◆ **Directions for this task**
Below is a listing; copy all of it exactly.

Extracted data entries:
────

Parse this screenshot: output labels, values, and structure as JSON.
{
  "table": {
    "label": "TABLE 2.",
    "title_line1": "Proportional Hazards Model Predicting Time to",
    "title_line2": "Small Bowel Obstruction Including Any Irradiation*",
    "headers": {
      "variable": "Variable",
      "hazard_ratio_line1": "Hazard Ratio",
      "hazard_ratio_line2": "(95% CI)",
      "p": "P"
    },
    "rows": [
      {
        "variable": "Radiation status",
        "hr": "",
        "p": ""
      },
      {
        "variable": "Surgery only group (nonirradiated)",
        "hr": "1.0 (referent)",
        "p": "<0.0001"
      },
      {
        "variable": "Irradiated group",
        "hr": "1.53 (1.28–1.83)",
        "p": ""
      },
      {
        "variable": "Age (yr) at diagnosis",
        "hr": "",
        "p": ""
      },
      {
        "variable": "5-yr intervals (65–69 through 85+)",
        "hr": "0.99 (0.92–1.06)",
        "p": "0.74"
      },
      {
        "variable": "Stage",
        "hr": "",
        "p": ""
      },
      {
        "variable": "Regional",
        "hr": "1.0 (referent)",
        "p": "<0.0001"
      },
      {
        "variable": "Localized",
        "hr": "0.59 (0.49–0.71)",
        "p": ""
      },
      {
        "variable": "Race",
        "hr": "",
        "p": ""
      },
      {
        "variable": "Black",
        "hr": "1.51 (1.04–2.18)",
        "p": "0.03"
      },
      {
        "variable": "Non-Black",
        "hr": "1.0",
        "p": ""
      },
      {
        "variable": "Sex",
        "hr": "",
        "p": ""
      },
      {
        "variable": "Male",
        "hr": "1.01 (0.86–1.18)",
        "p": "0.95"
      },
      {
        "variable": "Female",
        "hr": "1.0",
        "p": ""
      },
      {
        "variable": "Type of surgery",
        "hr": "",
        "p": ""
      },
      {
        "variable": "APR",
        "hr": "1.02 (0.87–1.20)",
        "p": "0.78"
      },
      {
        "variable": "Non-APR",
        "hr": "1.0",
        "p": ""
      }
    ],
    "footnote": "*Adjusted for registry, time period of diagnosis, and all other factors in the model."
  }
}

────

◆ **Finished answer**
Parse this screenshot: output labels, values, and structure as JSON.
{
  "table": {
    "label": "TABLE 2.",
    "title_line1": "Proportional Hazards Model Predicting Time to",
    "title_line2": "Small Bowel Obstruction Including Any Irradiation*",
    "headers": {
      "variable": "Variable",
      "hazard_ratio_line1": "Hazard Ratio",
      "hazard_ratio_line2": "(95% CI)",
      "p": "P"
    },
    "rows": [
      {
        "variable": "Radiation status",
        "hr": "",
        "p": ""
      },
      {
        "variable": "Surgery only group (nonirradiated)",
        "hr": "1.0 (referent)",
        "p": "<0.0001"
      },
      {
        "variable": "Irradiated group",
        "hr": "1.53 (1.28–1.83)",
        "p": ""
      },
      {
        "variable": "Age (yr) at diagnosis",
        "hr": "",
        "p": ""
      },
      {
        "variable": "5-yr intervals (65–69 through 85+)",
        "hr": "0.99 (0.92–1.06)",
        "p": "0.74"
      },
      {
        "variable": "Stage",
        "hr": "",
        "p": ""
      },
      {
        "variable": "Regional",
        "hr": "1.0 (referent)",
        "p": "<0.0001"
      },
      {
        "variable": "Localized",
        "hr": "0.59 (0.49–0.71)",
        "p": ""
      },
      {
        "variable": "Race",
        "hr": "",
        "p": ""
      },
      {
        "variable": "Black",
        "hr": "1.51 (1.04–2.18)",
        "p": "0.03"
      },
      {
        "variable": "Non-Black",
        "hr": "1.0",
        "p": ""
      },
      {
        "variable": "Sex",
        "hr": "",
        "p": ""
      },
      {
        "variable": "Male",
        "hr": "1.01 (0.86–1.18)",
        "p": "0.95"
      },
      {
        "variable": "Female",
        "hr": "1.0",
        "p": ""
      },
      {
        "variable": "Type of surgery",
        "hr": "",
        "p": ""
      },
      {
        "variable": "APR",
        "hr": "1.02 (0.87–1.20)",
        "p": "0.78"
      },
      {
        "variable": "Non-APR",
        "hr": "1.0",
        "p": ""
      }
    ],
    "footnote": "*Adjusted for registry, time period of diagnosis, and all other factors in the model."
  }
}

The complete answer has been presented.